### Stated exercise
Retype the listing that follows, word for word.

(Dataset items)
□ □ □

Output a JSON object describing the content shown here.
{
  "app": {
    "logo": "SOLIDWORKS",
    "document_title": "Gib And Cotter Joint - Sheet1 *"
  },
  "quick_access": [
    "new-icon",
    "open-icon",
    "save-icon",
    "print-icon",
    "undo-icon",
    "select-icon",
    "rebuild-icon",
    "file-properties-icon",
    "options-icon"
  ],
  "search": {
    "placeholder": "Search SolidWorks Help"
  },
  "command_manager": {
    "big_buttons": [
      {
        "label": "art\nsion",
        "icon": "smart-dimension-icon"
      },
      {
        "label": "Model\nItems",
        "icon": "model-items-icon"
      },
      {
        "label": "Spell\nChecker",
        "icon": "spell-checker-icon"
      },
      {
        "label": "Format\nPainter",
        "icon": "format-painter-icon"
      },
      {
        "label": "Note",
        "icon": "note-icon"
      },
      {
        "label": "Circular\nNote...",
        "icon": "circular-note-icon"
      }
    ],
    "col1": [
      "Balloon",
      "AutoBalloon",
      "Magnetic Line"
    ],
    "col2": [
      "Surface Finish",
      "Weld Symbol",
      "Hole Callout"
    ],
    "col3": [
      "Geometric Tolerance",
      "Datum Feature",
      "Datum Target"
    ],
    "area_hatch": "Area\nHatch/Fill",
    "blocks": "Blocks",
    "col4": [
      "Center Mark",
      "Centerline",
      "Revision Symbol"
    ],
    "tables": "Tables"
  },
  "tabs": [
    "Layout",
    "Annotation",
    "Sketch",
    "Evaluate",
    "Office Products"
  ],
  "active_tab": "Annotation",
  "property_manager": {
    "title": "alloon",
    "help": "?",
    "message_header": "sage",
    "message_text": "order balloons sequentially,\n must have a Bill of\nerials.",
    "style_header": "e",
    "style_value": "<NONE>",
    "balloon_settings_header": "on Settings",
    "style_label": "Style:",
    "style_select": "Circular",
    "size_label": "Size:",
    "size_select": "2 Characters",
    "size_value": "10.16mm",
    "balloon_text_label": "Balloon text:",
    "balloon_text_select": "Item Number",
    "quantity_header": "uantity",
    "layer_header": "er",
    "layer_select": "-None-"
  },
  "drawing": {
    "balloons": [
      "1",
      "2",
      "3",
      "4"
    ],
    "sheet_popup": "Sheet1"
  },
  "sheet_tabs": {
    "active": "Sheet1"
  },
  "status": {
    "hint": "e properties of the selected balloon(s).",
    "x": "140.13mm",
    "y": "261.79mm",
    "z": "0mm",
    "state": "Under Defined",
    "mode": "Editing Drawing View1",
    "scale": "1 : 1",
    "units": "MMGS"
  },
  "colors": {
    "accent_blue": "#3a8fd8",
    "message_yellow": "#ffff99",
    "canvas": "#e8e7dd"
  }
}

□ □ □

### Complete output
Output a JSON object describing the content shown here.
{
  "app": {
    "logo": "SOLIDWORKS",
    "document_title": "Gib And Cotter Joint - Sheet1 *"
  },
  "quick_access": [
    "new-icon",
    "open-icon",
    "save-icon",
    "print-icon",
    "undo-icon",
    "select-icon",
    "rebuild-icon",
    "file-properties-icon",
    "options-icon"
  ],
  "search": {
    "placeholder": "Search SolidWorks Help"
  },
  "command_manager": {
    "big_buttons": [
      {
        "label": "art\nsion",
        "icon": "smart-dimension-icon"
      },
      {
        "label": "Model\nItems",
        "icon": "model-items-icon"
      },
      {
        "label": "Spell\nChecker",
        "icon": "spell-checker-icon"
      },
      {
        "label": "Format\nPainter",
        "icon": "format-painter-icon"
      },
      {
        "label": "Note",
        "icon": "note-icon"
      },
      {
        "label": "Circular\nNote...",
        "icon": "circular-note-icon"
      }
    ],
    "col1": [
      "Balloon",
      "AutoBalloon",
      "Magnetic Line"
    ],
    "col2": [
      "Surface Finish",
      "Weld Symbol",
      "Hole Callout"
    ],
    "col3": [
      "Geometric Tolerance",
      "Datum Feature",
      "Datum Target"
    ],
    "area_hatch": "Area\nHatch/Fill",
    "blocks": "Blocks",
    "col4": [
      "Center Mark",
      "Centerline",
      "Revision Symbol"
    ],
    "tables": "Tables"
  },
  "tabs": [
    "Layout",
    "Annotation",
    "Sketch",
    "Evaluate",
    "Office Products"
  ],
  "active_tab": "Annotation",
  "property_manager": {
    "title": "alloon",
    "help": "?",
    "message_header": "sage",
    "message_text": "order balloons sequentially,\n must have a Bill of\nerials.",
    "style_header": "e",
    "style_value": "<NONE>",
    "balloon_settings_header": "on Settings",
    "style_label": "Style:",
    "style_select": "Circular",
    "size_label": "Size:",
    "size_select": "2 Characters",
    "size_value": "10.16mm",
    "balloon_text_label": "Balloon text:",
    "balloon_text_select": "Item Number",
    "quantity_header": "uantity",
    "layer_header": "er",
    "layer_select": "-None-"
  },
  "drawing": {
    "balloons": [
      "1",
      "2",
      "3",
      "4"
    ],
    "sheet_popup": "Sheet1"
  },
  "sheet_tabs": {
    "active": "Sheet1"
  },
  "status": {
    "hint": "e properties of the selected balloon(s).",
    "x": "140.13mm",
    "y": "261.79mm",
    "z": "0mm",
    "state": "Under Defined",
    "mode": "Editing Drawing View1",
    "scale": "1 : 1",
    "units": "MMGS"
  },
  "colors": {
    "accent_blue": "#3a8fd8",
    "message_yellow": "#ffff99",
    "canvas": "#e8e7dd"
  }
}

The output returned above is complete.